*Working data*:
## Begin
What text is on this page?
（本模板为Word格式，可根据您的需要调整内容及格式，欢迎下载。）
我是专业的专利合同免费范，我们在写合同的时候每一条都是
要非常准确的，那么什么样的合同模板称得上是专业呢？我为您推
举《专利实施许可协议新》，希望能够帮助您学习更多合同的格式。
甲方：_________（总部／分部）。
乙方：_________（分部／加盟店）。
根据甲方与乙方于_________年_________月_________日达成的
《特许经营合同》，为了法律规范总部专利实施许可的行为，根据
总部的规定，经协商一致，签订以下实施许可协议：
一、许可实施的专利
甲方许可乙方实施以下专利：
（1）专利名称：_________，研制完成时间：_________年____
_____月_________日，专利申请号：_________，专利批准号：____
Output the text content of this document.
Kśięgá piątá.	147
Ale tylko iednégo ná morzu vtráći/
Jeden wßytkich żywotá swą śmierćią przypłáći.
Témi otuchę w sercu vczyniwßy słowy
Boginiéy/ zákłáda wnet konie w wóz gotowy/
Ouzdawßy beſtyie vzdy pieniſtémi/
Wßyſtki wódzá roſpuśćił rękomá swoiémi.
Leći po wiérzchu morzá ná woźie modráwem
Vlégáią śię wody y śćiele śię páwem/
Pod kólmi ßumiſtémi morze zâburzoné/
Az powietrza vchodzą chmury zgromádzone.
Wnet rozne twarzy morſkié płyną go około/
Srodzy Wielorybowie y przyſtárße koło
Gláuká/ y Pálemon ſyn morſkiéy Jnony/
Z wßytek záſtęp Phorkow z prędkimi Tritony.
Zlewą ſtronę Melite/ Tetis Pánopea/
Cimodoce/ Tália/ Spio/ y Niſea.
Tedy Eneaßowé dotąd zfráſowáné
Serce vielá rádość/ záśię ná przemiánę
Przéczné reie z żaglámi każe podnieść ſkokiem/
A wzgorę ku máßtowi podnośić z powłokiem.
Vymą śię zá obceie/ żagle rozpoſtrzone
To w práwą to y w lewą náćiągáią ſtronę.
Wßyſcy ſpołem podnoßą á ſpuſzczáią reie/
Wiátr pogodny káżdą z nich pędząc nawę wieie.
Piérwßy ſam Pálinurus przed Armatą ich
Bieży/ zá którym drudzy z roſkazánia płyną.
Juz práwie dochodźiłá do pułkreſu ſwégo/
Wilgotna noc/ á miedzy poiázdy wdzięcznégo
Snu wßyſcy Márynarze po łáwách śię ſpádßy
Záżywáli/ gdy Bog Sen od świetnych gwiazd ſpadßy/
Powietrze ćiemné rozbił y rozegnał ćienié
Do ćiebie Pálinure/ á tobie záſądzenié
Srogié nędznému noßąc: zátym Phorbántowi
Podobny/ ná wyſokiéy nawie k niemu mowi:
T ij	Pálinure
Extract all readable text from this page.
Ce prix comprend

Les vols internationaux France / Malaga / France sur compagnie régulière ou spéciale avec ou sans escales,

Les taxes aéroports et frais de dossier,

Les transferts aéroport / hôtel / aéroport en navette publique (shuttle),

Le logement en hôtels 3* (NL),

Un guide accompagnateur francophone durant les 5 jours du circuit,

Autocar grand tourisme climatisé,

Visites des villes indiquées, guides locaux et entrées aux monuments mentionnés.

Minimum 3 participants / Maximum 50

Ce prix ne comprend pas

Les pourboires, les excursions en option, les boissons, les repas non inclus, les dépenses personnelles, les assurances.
## End
*Short task*: Only the lines from the one containing "Extract all readable text from this page." through the end of the material should be reproduced, exactly, with both ends included.

*Solution to this problem*:
Extract all readable text from this page.
Ce prix comprend

Les vols internationaux France / Malaga / France sur compagnie régulière ou spéciale avec ou sans escales,

Les taxes aéroports et frais de dossier,

Les transferts aéroport / hôtel / aéroport en navette publique (shuttle),

Le logement en hôtels 3* (NL),

Un guide accompagnateur francophone durant les 5 jours du circuit,

Autocar grand tourisme climatisé,

Visites des villes indiquées, guides locaux et entrées aux monuments mentionnés.

Minimum 3 participants / Maximum 50

Ce prix ne comprend pas

Les pourboires, les excursions en option, les boissons, les repas non inclus, les dépenses personnelles, les assurances.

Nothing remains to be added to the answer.